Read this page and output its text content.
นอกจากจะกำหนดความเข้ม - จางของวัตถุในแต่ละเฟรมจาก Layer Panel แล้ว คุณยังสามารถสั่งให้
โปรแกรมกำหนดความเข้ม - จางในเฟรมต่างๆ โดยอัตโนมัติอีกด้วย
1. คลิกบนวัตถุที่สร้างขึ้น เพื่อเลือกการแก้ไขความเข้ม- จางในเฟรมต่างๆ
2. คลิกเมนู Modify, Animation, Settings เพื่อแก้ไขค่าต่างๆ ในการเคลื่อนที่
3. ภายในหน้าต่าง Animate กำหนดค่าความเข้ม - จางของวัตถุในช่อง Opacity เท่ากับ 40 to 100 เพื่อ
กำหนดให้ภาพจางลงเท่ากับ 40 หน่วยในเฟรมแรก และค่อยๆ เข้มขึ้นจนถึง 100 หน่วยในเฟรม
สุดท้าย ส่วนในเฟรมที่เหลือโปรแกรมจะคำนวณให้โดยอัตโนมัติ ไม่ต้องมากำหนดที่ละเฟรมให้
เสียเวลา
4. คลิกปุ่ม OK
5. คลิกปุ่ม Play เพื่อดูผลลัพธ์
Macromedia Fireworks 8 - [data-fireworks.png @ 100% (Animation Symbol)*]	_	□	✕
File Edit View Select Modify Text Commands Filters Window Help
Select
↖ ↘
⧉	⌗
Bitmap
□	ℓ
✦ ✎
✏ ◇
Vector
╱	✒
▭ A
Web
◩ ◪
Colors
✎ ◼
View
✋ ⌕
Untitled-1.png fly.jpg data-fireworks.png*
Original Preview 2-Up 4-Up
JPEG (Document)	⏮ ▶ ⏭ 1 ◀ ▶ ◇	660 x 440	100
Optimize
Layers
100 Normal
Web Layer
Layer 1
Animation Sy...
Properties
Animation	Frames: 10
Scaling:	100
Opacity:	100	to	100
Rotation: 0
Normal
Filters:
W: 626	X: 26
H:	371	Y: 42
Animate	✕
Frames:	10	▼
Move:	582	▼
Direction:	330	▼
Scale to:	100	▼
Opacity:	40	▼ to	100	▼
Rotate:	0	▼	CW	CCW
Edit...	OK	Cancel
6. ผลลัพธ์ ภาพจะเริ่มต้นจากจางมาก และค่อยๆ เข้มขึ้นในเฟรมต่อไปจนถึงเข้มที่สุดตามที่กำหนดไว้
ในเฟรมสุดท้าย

◆ ◆ ◆ ◆ ◆

What the exercise asks | List every line in the records above that contains the word "โดยอ".

Exercise output |
โปรแกรมกำหนดความเข้ม - จางในเฟรมต่างๆ โดยอัตโนมัติอีกด้วย
สุดท้าย ส่วนในเฟรมที่เหลือโปรแกรมจะคำนวณให้โดยอัตโนมัติ ไม่ต้องมากำหนดที่ละเฟรมให้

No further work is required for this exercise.